It's 3 sodding cm in my trust. Nothing is more dispiriting than being told that even though your cx are over a minute long and 3 minutes apart you are still only 1 cm and they're going to send you home.

NewYearsRevolution · 27/01/2012 21:09

With DD1 they had some rule about how far apart the contractions needed to be, as well as being regular. Based on which I was not in labour with DD1 until the syntocinon and had no labour at all with DD2 - fairly sure she's out though Grin.

lilmamma · 04/02/2012 19:23

4cm i believe..

VivaLeBeaver · 04/02/2012 19:31

Where I work it used to be 3cm and regular contractions but our birth rate has gone up and labour ward was full all the time so now it's 4cm. Hmm

TheDetective · 04/02/2012 19:37

Viva - its been 4cm where ever I have worked/trained, since at least 2004.

chocoroo · 04/02/2012 19:41

I think it's 4cm and 4 mins apart in our trust. I was 2cm and having 2 minute long contractions every five minutes for two days before they declared me in labour. They kept me in as I was due to be induced and I had three lots of pethidine on the ward before they let me at the gas and air in delivery suite on the third day.

That was fun.

ayearoverdue · 04/02/2012 20:02

Grin at StarlightMcKenzie brilliant and good for you! Wish I could have done, once I was in labour that was the most painful part.

threecurrantbuns · 04/02/2012 20:08

I was told to get to the hospital when my contractions were a couple of minutes apart and I couldn't talk through them. Ice to jump in the car as soon as I put use phone down

SoozyWoozy · 04/02/2012 21:18

4cms and regular contractions at my place too. There was some 'research' done at some point, but always acknowledged that the latent phase is an undistinguished amount of time, and no one person can ever say exactly when established labour begins. Most people who say they were in labour for 7 million days (Ok, so I'm exaggerating... but we've all met someone while pregnant who was in labour for 3 weeks exaggerating again ) have usually had a long latent phase, and although may be contracting regularly and painfully they weren't in labour.

SleepIsForTheSheep · 04/02/2012 21:28

Soozy - I know you mean well, but god I hate it when people say that.

With DD1 I was contracting painfully for at least 24 hours (taking off 24 before that which were also painful, but less so) before they broke my waters and pronounced I was in labour. It's patronising when people say that isn't labour. It is. It may be the latent phase, but for some people that is the hardest and most painful bit.
== == ==
_TASK REQUIREMENTS:_
1. Transcribe the forum thread from "NewYearsRevolution · 27/01/2012" to "4cm i believe..", inclusive.
2. Which usernames in the forum thread appear with the date 04/02/2012? List every one.
3. According to the forum thread, why did one workplace raise its threshold from 3cm to 4cm?

(Records from a collection)
== == ==
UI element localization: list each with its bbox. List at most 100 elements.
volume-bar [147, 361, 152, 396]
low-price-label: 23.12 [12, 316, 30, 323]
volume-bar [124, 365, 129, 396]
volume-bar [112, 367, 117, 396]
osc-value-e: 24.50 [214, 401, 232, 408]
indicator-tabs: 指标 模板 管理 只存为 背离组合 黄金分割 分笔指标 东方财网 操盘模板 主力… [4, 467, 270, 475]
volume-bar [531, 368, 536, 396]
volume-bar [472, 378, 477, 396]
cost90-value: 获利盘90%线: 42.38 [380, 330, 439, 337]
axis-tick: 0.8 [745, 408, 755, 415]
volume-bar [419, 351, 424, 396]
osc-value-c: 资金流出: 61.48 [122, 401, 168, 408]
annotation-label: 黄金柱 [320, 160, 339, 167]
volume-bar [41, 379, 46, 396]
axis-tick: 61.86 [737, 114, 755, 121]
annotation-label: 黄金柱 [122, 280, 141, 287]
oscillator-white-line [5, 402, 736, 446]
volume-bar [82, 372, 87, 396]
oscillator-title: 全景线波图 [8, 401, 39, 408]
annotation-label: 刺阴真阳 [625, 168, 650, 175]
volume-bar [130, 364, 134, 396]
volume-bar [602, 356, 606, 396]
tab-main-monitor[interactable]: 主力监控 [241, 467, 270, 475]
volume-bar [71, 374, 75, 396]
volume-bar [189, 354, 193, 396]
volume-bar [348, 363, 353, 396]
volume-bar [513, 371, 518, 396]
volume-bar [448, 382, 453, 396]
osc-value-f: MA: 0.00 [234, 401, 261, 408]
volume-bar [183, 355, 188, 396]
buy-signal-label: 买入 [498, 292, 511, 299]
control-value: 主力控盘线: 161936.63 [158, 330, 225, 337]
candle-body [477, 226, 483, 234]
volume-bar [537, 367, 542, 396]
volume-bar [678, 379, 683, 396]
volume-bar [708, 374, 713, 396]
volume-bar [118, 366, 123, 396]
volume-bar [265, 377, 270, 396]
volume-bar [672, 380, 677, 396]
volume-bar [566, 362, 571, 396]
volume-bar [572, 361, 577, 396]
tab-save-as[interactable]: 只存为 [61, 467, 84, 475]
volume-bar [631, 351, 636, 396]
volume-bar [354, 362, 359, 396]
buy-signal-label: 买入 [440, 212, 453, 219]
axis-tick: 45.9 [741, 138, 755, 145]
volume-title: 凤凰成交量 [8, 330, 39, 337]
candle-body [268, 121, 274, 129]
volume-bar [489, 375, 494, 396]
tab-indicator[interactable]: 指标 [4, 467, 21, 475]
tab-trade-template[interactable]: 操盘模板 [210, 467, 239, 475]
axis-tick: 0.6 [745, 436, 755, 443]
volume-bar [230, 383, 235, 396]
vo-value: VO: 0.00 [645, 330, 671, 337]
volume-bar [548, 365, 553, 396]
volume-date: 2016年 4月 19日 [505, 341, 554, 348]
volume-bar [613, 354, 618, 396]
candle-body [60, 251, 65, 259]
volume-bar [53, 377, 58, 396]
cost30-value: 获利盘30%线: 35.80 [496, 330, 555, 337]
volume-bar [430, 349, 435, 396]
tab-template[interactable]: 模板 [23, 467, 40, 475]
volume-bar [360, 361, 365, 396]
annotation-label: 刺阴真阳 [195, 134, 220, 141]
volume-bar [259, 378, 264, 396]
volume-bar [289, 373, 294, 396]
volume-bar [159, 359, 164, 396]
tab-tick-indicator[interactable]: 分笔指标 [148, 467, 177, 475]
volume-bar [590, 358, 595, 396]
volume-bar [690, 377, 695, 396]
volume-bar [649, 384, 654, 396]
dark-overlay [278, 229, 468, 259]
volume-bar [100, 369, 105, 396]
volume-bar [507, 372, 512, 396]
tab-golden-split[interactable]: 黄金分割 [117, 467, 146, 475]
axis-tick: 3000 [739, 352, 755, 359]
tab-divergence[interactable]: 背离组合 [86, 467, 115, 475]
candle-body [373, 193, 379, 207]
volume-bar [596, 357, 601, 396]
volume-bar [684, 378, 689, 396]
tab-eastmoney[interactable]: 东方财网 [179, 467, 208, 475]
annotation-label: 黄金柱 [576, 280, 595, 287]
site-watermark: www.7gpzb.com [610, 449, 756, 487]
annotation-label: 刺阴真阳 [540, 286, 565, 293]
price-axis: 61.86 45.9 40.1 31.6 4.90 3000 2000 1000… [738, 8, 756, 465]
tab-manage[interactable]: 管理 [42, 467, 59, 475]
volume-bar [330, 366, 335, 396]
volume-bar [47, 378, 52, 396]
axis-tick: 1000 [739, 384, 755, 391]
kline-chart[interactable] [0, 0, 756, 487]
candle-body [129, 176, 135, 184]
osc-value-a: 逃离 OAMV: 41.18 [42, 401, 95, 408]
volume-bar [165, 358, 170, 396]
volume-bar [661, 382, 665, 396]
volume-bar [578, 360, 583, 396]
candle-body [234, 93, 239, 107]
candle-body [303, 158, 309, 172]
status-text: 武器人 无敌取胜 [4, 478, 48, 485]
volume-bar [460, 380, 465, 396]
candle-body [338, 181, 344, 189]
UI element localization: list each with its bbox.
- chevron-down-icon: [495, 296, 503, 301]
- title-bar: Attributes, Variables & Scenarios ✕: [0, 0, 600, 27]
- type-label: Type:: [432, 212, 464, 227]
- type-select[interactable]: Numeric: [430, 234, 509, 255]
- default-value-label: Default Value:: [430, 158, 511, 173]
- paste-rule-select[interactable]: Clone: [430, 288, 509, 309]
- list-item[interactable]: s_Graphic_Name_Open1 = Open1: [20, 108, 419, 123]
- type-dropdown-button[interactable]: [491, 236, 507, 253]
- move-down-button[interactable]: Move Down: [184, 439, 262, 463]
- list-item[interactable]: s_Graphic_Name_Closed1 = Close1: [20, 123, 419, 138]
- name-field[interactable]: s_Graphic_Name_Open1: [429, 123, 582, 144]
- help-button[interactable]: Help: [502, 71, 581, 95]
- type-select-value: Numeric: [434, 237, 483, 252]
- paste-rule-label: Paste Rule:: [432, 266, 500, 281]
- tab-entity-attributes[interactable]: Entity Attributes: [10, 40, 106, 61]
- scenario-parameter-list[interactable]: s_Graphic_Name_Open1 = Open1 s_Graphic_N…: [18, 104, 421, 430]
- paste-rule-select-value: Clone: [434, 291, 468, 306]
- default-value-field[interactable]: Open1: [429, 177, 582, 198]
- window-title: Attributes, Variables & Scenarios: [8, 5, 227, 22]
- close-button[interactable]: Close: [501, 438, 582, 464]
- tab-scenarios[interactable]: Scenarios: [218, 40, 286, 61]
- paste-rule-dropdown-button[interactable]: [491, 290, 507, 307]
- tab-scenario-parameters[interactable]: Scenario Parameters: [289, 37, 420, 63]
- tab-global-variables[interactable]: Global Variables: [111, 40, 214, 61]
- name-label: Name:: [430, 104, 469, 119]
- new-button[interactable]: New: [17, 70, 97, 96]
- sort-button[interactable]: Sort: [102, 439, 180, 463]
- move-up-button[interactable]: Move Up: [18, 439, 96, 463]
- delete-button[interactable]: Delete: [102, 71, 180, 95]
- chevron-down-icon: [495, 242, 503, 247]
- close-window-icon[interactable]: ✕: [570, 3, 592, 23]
== == ==
_RESULTS OF THE EXERCISE:_
1.
NewYearsRevolution · 27/01/2012 21:09

With DD1 they had some rule about how far apart the contractions needed to be, as well as being regular. Based on which I was not in labour with DD1 until the syntocinon and had no labour at all with DD2 - fairly sure she's out though Grin.

lilmamma · 04/02/2012 19:23

4cm i believe..

2. lilmamma, VivaLeBeaver, TheDetective, chocoroo, ayearoverdue, threecurrantbuns, SoozyWoozy, SleepIsForTheSheep

3. The birth rate went up and the labour ward was full all the time.